* Begin *

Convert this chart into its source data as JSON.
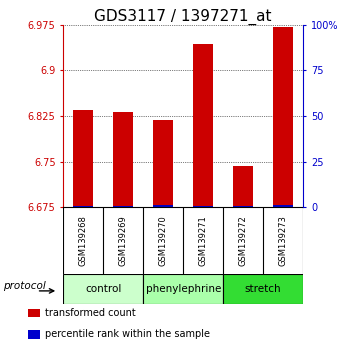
{
  "title": "GDS3117 / 1397271_at",
  "samples": [
    "GSM139268",
    "GSM139269",
    "GSM139270",
    "GSM139271",
    "GSM139272",
    "GSM139273"
  ],
  "red_values": [
    6.835,
    6.832,
    6.818,
    6.943,
    6.742,
    6.972
  ],
  "blue_values": [
    6.677,
    6.677,
    6.678,
    6.677,
    6.677,
    6.678
  ],
  "y_min": 6.675,
  "y_max": 6.975,
  "y_ticks": [
    6.675,
    6.75,
    6.825,
    6.9,
    6.975
  ],
  "y_tick_labels": [
    "6.675",
    "6.75",
    "6.825",
    "6.9",
    "6.975"
  ],
  "right_ticks": [
    0,
    25,
    50,
    75,
    100
  ],
  "right_tick_labels": [
    "0",
    "25",
    "50",
    "75",
    "100%"
  ],
  "groups": [
    {
      "label": "control",
      "start": 0,
      "end": 2,
      "color": "#ccffcc"
    },
    {
      "label": "phenylephrine",
      "start": 2,
      "end": 4,
      "color": "#aaffaa"
    },
    {
      "label": "stretch",
      "start": 4,
      "end": 6,
      "color": "#33dd33"
    }
  ],
  "protocol_label": "protocol",
  "legend_items": [
    {
      "color": "#cc0000",
      "label": "transformed count"
    },
    {
      "color": "#0000cc",
      "label": "percentile rank within the sample"
    }
  ],
  "bar_width": 0.5,
  "left_color": "#cc0000",
  "right_color": "#0000bb",
  "title_fontsize": 11,
  "axis_label_color_left": "#cc0000",
  "axis_label_color_right": "#0000cc",
  "bg_color": "#ffffff",
  "sample_area_bg": "#cccccc",
  "grid_color": "#555555"
}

* End *

● WHAT THIS TASK INVOLVES
Leave out every picture and copy the rest of the records exactly.

● TASK RESPONSE
Convert this chart into its source data as JSON.
{
  "title": "GDS3117 / 1397271_at",
  "samples": [
    "GSM139268",
    "GSM139269",
    "GSM139270",
    "GSM139271",
    "GSM139272",
    "GSM139273"
  ],
  "red_values": [
    6.835,
    6.832,
    6.818,
    6.943,
    6.742,
    6.972
  ],
  "blue_values": [
    6.677,
    6.677,
    6.678,
    6.677,
    6.677,
    6.678
  ],
  "y_min": 6.675,
  "y_max": 6.975,
  "y_ticks": [
    6.675,
    6.75,
    6.825,
    6.9,
    6.975
  ],
  "y_tick_labels": [
    "6.675",
    "6.75",
    "6.825",
    "6.9",
    "6.975"
  ],
  "right_ticks": [
    0,
    25,
    50,
    75,
    100
  ],
  "right_tick_labels": [
    "0",
    "25",
    "50",
    "75",
    "100%"
  ],
  "groups": [
    {
      "label": "control",
      "start": 0,
      "end": 2,
      "color": "#ccffcc"
    },
    {
      "label": "phenylephrine",
      "start": 2,
      "end": 4,
      "color": "#aaffaa"
    },
    {
      "label": "stretch",
      "start": 4,
      "end": 6,
      "color": "#33dd33"
    }
  ],
  "protocol_label": "protocol",
  "legend_items": [
    {
      "color": "#cc0000",
      "label": "transformed count"
    },
    {
      "color": "#0000cc",
      "label": "percentile rank within the sample"
    }
  ],
  "bar_width": 0.5,
  "left_color": "#cc0000",
  "right_color": "#0000bb",
  "title_fontsize": 11,
  "axis_label_color_left": "#cc0000",
  "axis_label_color_right": "#0000cc",
  "bg_color": "#ffffff",
  "sample_area_bg": "#cccccc",
  "grid_color": "#555555"
}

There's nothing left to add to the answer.